In the entries below, find every line holding the string "content" and collect it.

= EXERCISE MATERIALS =

** BEGIN **

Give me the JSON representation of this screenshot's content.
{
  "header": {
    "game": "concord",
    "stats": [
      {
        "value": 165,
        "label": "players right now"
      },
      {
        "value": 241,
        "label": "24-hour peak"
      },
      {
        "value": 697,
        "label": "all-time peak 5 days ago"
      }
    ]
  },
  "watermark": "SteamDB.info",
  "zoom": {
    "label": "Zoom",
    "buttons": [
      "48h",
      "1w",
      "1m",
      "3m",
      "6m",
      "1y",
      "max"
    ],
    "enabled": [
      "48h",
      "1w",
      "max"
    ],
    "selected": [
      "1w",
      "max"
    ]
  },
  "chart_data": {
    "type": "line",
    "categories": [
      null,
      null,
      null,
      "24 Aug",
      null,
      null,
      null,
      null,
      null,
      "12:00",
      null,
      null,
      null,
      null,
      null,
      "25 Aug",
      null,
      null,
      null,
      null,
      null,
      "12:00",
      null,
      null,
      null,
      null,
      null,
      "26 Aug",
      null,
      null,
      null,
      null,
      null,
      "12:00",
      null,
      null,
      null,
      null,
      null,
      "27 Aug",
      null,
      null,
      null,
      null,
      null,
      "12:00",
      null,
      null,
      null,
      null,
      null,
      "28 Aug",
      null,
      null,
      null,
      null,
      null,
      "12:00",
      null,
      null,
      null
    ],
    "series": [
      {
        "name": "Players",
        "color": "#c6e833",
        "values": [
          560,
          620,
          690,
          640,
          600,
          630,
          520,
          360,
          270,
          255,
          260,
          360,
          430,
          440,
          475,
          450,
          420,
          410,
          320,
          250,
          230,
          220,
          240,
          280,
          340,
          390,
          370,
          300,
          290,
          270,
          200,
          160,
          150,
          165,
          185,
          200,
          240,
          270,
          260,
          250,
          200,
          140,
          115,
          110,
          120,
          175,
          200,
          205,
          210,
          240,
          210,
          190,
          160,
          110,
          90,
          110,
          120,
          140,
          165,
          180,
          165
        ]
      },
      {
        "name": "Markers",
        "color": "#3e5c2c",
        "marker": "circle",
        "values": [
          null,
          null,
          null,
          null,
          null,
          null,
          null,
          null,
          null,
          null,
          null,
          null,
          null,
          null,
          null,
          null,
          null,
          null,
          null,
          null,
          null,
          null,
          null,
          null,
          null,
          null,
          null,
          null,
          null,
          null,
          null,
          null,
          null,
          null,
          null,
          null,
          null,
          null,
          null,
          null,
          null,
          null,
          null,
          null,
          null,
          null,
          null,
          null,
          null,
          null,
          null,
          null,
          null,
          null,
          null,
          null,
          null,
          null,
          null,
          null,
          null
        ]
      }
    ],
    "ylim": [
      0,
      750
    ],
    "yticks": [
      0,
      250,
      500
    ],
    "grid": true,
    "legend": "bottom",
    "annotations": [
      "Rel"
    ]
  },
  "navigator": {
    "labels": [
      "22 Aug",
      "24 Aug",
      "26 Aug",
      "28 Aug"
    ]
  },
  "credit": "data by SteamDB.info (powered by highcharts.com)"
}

** END **
** BEGIN **

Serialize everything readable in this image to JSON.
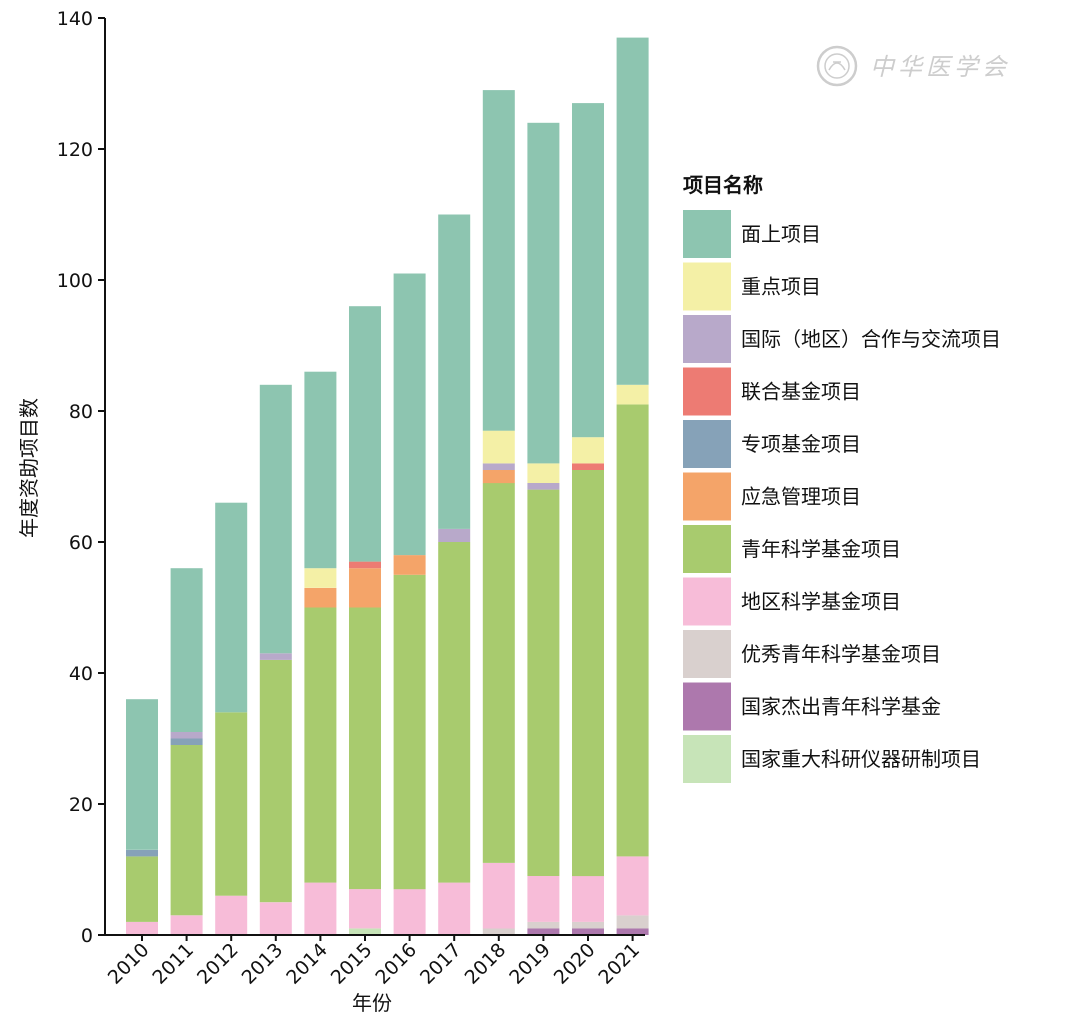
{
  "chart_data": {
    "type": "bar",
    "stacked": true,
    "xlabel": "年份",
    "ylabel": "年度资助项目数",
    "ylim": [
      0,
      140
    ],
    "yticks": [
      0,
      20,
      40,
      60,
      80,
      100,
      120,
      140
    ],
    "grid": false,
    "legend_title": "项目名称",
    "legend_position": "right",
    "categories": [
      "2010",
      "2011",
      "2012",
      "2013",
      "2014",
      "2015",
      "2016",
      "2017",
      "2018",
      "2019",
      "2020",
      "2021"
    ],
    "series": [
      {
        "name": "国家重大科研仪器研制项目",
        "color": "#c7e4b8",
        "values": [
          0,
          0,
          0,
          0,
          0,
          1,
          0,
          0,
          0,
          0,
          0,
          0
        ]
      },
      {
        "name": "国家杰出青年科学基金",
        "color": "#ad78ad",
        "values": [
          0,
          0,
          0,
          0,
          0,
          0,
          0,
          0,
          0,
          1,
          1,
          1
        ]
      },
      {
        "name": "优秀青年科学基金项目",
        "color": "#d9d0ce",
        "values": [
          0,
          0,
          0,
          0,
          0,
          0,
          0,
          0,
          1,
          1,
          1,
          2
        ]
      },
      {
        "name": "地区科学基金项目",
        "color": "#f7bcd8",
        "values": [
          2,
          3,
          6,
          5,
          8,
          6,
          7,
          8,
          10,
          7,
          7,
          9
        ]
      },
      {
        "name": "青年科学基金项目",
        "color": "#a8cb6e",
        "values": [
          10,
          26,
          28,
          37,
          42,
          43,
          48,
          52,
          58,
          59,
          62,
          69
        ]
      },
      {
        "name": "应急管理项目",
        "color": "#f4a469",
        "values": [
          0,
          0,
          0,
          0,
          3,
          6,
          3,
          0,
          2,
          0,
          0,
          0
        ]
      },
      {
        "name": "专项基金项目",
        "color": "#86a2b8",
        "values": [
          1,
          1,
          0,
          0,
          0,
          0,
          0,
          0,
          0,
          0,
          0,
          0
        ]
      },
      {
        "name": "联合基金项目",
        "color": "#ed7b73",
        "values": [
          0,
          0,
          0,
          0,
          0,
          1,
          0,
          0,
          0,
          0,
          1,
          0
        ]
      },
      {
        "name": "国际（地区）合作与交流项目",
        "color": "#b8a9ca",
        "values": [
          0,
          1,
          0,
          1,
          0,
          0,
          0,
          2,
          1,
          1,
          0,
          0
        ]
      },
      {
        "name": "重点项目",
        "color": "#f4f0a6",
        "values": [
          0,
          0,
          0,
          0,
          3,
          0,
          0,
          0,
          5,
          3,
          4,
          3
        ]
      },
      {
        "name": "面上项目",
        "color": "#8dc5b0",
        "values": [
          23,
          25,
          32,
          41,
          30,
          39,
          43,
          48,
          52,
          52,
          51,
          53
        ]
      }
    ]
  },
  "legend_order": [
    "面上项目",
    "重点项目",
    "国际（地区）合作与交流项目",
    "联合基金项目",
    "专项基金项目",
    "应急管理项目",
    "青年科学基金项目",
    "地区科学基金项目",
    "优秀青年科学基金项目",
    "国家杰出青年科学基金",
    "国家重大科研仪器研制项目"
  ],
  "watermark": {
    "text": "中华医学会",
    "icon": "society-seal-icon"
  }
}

** END **
** BEGIN **

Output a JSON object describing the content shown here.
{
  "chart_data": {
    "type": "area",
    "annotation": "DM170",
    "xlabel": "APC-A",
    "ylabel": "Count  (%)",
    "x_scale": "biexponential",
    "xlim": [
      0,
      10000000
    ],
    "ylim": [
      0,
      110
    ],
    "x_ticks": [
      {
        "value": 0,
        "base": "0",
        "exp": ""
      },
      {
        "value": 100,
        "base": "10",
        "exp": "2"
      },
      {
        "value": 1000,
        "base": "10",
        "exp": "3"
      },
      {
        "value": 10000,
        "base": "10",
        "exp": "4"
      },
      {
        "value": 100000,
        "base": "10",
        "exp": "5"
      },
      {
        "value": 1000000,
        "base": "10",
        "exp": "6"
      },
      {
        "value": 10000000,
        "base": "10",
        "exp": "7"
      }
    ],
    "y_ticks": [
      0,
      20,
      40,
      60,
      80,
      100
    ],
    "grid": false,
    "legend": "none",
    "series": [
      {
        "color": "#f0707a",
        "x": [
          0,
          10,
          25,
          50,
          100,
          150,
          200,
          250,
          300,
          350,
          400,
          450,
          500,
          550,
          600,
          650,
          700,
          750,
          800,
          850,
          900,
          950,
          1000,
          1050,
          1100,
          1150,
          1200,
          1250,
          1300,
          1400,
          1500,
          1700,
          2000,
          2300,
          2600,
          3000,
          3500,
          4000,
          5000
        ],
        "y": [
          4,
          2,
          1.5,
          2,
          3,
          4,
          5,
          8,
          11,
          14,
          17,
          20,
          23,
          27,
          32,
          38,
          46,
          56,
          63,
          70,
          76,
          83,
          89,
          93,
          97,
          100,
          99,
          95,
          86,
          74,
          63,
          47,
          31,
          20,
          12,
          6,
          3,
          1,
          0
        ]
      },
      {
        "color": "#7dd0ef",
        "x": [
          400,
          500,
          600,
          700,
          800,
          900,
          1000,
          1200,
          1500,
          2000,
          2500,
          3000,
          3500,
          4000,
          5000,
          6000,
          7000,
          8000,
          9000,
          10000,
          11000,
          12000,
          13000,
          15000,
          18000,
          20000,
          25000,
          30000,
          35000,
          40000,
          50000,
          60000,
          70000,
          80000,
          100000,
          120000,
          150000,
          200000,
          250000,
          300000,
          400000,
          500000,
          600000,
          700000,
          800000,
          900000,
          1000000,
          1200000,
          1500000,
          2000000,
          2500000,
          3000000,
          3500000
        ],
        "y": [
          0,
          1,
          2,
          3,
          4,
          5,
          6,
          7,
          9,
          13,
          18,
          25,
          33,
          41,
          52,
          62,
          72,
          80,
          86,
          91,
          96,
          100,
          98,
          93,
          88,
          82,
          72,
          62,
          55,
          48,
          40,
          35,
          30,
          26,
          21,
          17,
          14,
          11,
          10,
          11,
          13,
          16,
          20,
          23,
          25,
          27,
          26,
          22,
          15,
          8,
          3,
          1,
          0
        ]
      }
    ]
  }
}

** END **

= REPLY =
Give me the JSON representation of this screenshot's content.
Output a JSON object describing the content shown here.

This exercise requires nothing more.